* **Short task**: From the material below, list every line containing "редакции".

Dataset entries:

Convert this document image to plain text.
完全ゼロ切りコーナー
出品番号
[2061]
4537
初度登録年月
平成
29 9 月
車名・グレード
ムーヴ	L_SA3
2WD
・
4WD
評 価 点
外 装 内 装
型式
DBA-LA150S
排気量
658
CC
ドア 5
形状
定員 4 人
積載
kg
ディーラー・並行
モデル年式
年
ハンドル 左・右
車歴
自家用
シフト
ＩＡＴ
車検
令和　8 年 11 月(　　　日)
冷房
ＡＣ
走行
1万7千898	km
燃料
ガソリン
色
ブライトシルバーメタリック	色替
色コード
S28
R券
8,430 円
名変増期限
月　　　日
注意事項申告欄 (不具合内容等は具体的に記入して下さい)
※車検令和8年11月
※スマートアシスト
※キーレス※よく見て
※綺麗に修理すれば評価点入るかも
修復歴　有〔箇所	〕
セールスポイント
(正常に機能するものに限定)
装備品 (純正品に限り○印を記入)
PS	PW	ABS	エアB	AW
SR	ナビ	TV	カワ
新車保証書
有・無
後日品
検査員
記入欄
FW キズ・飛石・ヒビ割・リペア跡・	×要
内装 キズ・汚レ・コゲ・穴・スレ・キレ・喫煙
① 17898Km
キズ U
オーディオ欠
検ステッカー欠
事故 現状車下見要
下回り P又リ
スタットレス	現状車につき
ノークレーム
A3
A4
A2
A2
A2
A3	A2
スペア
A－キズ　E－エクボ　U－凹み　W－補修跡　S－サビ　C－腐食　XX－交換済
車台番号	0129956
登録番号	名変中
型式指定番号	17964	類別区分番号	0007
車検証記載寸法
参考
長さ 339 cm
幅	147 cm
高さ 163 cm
--
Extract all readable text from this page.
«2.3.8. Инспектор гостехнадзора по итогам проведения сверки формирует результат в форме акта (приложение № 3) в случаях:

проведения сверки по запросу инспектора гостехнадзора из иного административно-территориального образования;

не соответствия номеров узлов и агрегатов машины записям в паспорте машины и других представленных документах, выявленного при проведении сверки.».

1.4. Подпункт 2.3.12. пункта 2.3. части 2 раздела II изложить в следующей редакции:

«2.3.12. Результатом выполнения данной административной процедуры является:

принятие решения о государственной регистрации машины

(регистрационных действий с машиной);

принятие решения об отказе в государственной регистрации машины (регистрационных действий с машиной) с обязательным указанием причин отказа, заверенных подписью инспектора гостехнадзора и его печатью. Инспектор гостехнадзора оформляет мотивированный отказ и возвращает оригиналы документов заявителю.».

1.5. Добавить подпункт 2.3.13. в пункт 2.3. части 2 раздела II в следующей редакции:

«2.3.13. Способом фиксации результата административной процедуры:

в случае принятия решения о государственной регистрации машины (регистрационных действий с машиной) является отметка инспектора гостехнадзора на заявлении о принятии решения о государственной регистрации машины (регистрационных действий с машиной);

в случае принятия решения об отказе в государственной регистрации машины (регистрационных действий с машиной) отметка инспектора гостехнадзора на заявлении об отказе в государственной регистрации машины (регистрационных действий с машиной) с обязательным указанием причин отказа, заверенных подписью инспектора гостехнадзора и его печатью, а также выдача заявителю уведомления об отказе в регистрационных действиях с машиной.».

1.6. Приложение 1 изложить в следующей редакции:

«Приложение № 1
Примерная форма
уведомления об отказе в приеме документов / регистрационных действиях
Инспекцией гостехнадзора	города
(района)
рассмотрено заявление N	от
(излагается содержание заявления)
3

* **The completed task**:
1.4. Подпункт 2.3.12. пункта 2.3. части 2 раздела II изложить в следующей редакции:
1.5. Добавить подпункт 2.3.13. в пункт 2.3. части 2 раздела II в следующей редакции:
1.6. Приложение 1 изложить в следующей редакции:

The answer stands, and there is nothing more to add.